►

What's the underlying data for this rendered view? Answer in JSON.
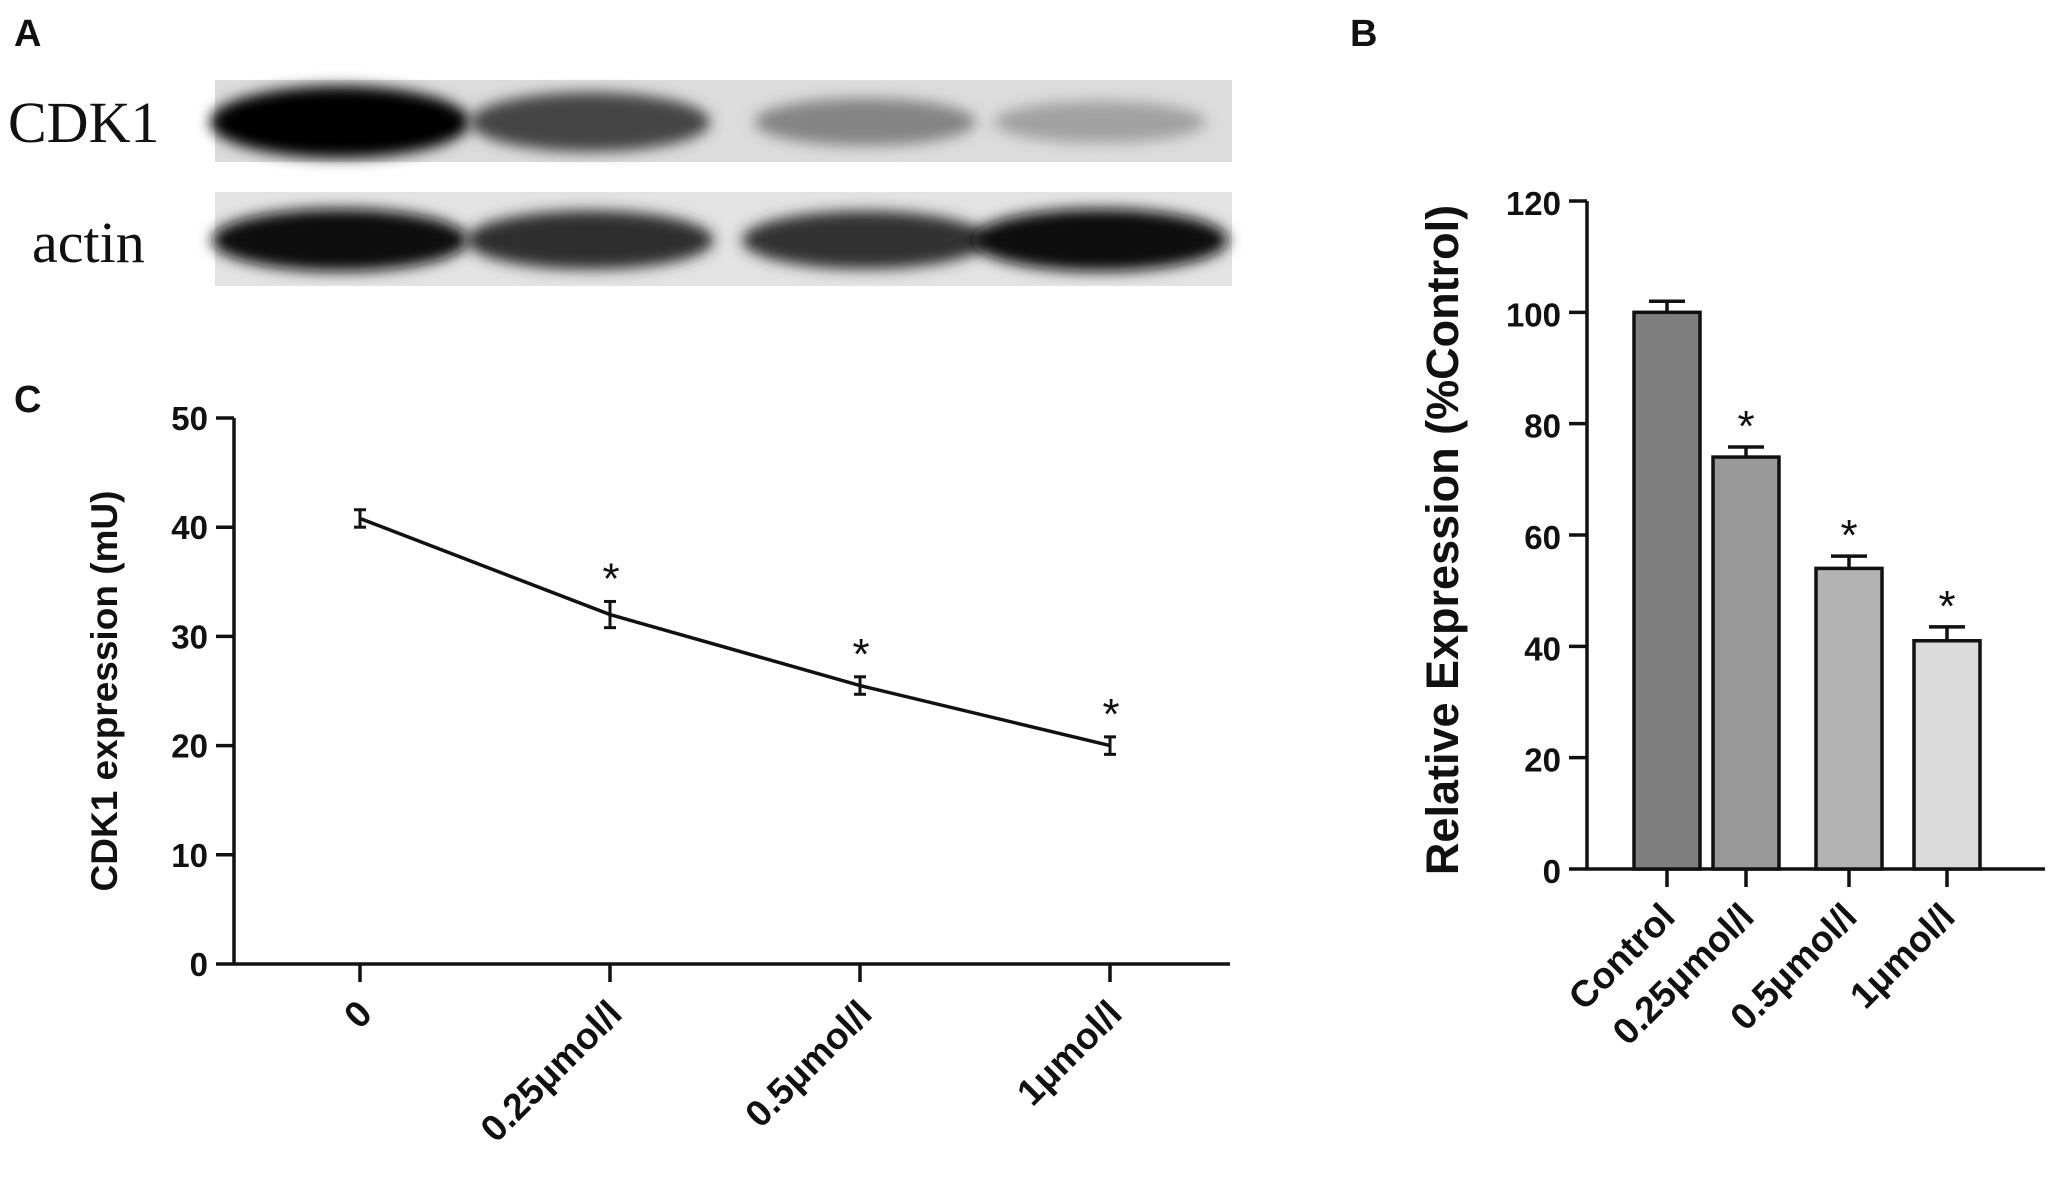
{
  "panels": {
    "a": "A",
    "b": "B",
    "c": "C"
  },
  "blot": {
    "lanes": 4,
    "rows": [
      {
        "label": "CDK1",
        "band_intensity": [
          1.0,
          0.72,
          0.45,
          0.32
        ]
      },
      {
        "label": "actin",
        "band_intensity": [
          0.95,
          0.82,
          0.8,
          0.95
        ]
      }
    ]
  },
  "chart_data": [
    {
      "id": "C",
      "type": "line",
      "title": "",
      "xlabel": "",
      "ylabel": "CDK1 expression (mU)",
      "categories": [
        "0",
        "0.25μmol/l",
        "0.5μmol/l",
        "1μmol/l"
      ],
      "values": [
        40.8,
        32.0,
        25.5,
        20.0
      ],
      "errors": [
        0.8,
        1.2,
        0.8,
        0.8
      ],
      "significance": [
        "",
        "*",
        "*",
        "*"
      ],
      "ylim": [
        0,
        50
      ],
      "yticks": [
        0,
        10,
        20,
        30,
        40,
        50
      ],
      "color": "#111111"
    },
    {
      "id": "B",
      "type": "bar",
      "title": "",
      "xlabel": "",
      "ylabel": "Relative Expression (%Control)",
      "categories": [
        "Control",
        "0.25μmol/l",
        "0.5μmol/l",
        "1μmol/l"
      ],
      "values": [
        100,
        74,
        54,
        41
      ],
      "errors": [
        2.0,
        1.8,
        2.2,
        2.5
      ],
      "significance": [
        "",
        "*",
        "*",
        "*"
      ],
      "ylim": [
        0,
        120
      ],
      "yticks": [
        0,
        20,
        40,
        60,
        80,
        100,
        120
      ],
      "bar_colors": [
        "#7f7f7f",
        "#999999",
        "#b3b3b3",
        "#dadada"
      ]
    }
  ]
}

◄
►

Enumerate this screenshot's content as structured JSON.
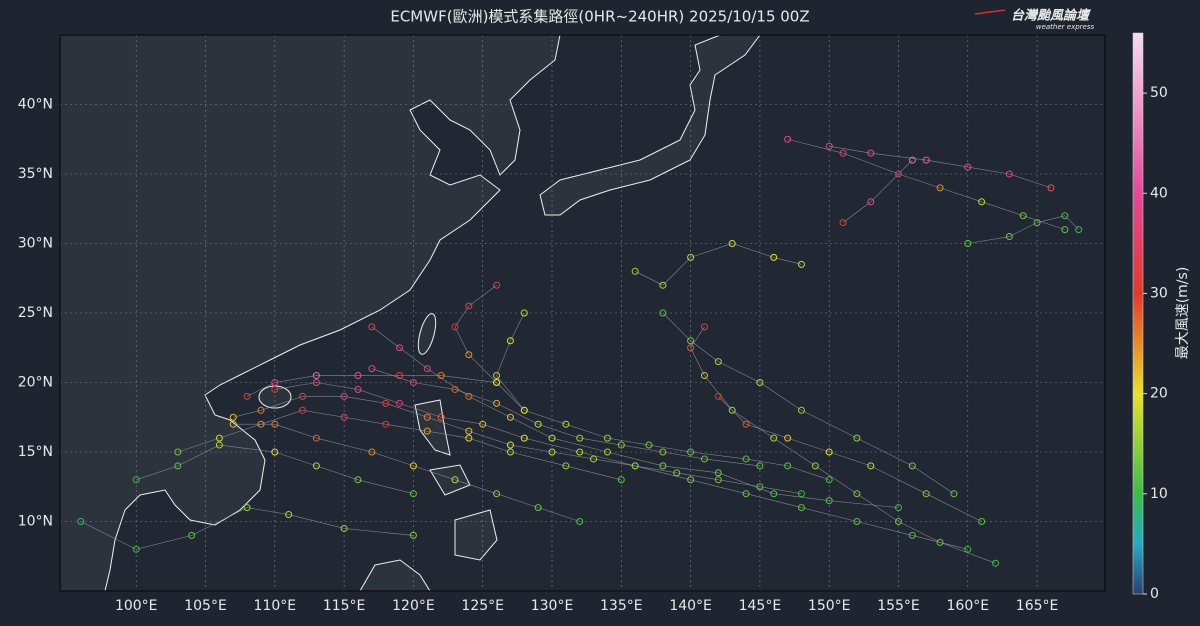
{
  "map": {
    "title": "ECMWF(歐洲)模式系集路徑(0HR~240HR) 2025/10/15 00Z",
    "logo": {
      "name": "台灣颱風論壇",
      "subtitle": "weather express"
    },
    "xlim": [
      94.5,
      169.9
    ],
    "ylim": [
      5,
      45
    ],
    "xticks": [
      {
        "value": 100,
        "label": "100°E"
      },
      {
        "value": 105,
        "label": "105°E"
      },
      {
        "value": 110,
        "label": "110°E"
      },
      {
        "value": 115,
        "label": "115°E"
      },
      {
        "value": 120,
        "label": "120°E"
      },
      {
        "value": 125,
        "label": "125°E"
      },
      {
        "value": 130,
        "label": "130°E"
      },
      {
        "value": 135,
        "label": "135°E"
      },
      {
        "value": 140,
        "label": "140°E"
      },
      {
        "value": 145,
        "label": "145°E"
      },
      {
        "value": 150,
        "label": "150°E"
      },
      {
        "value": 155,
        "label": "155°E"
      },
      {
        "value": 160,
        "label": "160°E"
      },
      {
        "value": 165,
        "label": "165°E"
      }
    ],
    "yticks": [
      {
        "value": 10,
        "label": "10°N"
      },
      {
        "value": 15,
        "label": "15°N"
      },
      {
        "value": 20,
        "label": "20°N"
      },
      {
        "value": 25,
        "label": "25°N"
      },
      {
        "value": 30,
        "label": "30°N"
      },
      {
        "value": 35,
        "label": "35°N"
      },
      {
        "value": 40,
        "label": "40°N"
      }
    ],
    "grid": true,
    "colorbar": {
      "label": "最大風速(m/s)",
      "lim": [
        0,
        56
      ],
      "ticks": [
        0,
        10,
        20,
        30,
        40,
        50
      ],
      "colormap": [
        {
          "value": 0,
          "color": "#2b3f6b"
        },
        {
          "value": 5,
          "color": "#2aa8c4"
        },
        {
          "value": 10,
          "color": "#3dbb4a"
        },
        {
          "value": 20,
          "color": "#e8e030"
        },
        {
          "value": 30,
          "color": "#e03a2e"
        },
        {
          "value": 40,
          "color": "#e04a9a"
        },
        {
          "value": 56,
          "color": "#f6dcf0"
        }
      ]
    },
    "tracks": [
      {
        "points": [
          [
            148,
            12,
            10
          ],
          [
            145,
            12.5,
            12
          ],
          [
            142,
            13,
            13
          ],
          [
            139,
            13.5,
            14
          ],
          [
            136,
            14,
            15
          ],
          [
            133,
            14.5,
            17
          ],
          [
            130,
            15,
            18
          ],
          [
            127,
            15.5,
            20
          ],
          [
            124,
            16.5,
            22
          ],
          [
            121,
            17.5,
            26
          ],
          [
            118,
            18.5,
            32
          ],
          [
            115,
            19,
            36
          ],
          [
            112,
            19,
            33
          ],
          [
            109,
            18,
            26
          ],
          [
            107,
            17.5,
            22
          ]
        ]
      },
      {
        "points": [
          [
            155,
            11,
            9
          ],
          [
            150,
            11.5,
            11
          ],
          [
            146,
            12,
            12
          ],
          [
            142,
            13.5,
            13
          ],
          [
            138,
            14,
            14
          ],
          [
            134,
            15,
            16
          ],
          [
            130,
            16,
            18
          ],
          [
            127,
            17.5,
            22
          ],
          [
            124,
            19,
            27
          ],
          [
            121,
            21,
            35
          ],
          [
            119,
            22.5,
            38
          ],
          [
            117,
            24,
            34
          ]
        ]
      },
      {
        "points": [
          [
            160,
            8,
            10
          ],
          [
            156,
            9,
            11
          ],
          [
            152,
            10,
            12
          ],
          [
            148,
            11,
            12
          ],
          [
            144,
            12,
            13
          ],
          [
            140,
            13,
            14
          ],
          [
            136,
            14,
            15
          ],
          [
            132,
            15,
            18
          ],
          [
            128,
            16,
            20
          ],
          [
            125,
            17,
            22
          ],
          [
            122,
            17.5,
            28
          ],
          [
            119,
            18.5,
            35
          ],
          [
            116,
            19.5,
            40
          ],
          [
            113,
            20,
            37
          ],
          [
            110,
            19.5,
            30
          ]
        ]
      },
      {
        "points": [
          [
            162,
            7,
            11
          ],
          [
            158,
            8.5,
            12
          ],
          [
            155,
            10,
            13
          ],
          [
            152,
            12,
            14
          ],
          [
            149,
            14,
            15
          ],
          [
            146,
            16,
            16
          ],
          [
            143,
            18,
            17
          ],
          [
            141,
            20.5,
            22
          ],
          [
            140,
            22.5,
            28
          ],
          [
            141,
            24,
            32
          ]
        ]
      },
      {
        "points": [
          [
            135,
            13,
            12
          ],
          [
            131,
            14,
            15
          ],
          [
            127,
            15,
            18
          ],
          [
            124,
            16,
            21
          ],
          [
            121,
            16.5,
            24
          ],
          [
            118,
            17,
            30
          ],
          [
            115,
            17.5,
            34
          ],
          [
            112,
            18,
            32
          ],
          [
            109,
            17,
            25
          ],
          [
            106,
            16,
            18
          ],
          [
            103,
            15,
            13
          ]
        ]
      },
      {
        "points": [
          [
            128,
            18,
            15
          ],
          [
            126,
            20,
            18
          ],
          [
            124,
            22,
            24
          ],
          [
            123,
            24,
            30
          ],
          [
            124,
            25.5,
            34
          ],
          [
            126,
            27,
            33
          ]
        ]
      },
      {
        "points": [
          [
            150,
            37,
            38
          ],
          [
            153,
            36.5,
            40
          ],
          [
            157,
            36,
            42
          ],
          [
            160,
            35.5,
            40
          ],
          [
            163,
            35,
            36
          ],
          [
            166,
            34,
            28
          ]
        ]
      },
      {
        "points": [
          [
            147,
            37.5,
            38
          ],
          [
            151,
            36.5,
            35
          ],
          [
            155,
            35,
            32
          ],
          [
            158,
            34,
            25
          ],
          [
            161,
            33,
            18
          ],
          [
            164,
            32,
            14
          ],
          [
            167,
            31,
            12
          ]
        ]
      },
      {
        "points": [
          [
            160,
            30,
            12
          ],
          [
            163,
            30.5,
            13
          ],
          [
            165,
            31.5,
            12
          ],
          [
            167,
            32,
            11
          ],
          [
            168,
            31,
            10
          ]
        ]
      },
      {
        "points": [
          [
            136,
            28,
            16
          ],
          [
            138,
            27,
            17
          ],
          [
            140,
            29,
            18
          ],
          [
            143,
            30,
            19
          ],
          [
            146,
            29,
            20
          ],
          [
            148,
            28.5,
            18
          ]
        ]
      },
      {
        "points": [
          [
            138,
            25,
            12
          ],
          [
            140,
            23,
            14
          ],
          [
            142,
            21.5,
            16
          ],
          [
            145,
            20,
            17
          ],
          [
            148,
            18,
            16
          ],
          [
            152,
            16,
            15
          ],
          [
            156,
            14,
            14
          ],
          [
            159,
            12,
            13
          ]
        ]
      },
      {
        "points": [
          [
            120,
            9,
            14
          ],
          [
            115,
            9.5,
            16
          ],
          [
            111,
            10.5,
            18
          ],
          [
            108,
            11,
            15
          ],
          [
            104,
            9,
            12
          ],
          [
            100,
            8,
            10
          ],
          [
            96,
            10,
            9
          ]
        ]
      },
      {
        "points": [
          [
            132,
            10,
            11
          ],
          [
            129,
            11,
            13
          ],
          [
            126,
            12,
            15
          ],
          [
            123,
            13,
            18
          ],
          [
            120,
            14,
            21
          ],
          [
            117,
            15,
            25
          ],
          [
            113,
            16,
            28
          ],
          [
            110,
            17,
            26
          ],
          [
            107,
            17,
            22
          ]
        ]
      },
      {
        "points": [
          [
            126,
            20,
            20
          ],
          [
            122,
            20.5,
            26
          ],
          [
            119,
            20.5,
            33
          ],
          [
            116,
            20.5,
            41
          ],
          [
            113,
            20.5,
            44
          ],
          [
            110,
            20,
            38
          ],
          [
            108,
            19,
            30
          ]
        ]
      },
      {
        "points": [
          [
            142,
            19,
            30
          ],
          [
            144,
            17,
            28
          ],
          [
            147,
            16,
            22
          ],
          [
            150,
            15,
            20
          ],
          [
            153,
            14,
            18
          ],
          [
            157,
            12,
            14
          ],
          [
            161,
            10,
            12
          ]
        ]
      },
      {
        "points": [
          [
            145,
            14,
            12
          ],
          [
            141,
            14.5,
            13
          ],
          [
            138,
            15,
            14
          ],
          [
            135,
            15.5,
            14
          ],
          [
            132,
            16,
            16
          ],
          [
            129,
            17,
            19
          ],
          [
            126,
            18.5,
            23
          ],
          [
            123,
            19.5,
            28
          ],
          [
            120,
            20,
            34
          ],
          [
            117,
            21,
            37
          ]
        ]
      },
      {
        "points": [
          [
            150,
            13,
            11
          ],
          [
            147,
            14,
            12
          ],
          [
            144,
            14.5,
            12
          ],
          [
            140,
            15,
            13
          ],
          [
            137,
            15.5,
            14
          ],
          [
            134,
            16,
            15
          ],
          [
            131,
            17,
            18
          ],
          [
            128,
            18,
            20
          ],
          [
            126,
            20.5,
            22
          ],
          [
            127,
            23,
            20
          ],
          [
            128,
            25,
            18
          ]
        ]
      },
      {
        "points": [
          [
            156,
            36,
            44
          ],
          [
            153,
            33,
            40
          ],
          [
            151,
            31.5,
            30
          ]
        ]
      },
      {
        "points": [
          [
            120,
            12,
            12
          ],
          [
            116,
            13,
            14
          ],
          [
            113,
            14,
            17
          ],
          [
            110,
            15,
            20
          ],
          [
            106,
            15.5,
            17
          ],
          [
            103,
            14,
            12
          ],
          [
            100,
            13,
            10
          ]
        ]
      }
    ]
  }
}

◄
►

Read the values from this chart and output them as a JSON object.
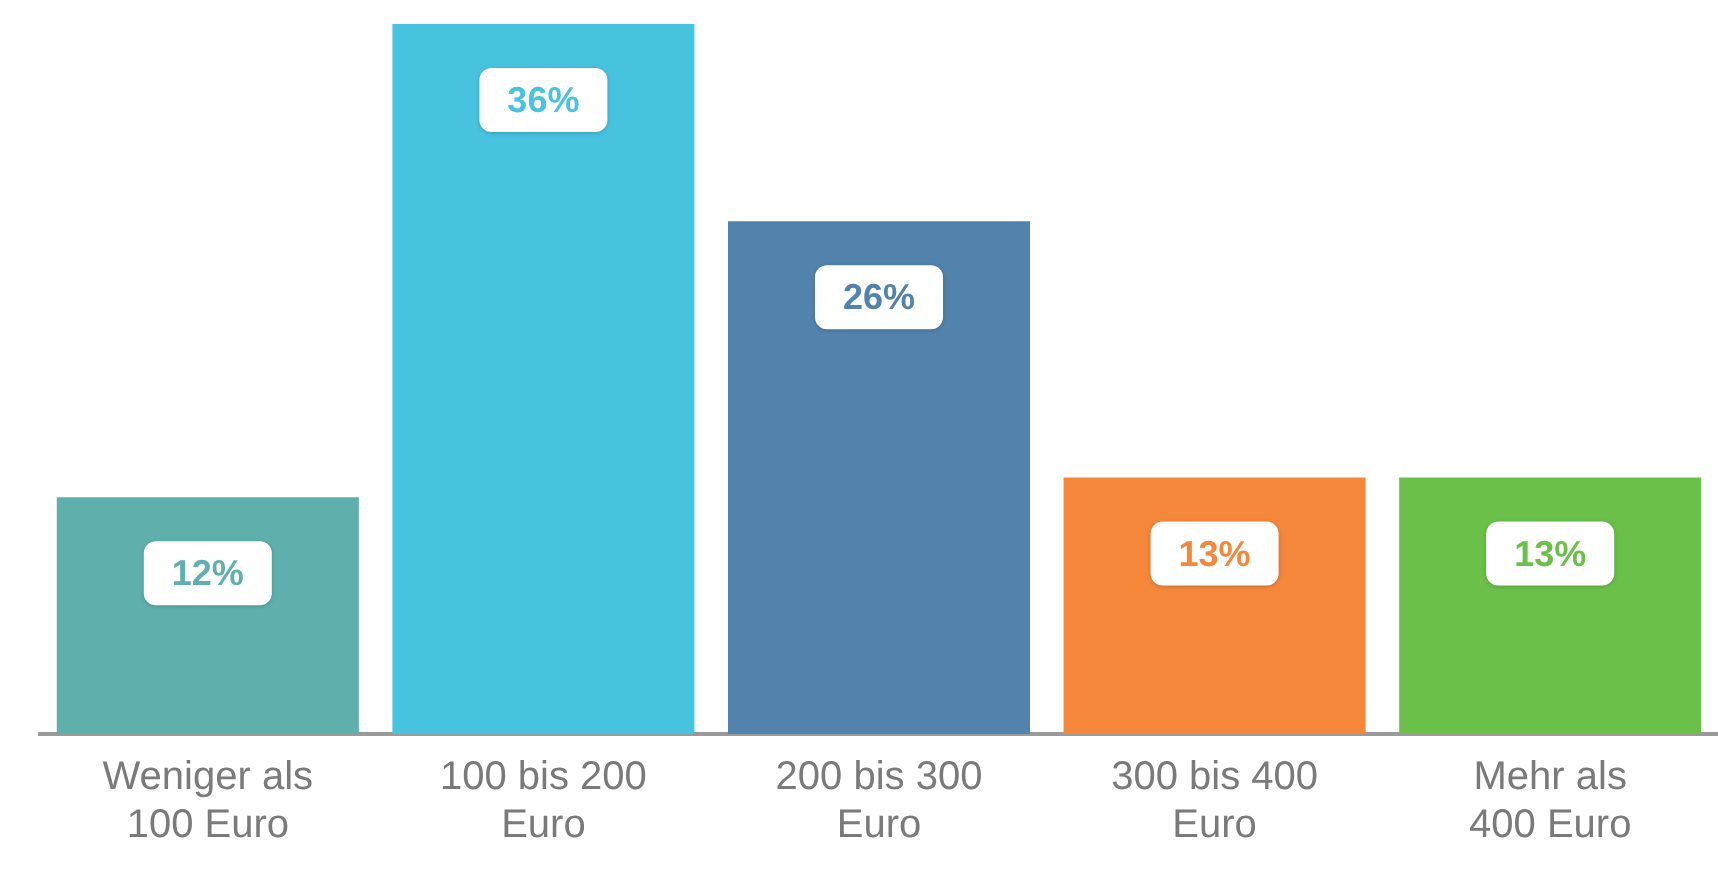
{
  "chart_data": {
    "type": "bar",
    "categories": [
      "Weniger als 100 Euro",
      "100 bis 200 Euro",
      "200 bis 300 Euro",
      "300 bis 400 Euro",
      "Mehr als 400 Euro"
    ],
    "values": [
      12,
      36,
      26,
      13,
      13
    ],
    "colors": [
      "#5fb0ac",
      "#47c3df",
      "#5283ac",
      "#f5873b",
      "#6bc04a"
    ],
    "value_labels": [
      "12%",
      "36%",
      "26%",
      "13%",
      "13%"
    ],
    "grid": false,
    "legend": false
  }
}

◄

Locate the word "this" in the records above, and return each line that has it.

What's the underlying data for this rendered view? Answer in JSON.
Enumerate this screenshot's content as structured JSON.
Read the values from this chart and output them as a JSON object.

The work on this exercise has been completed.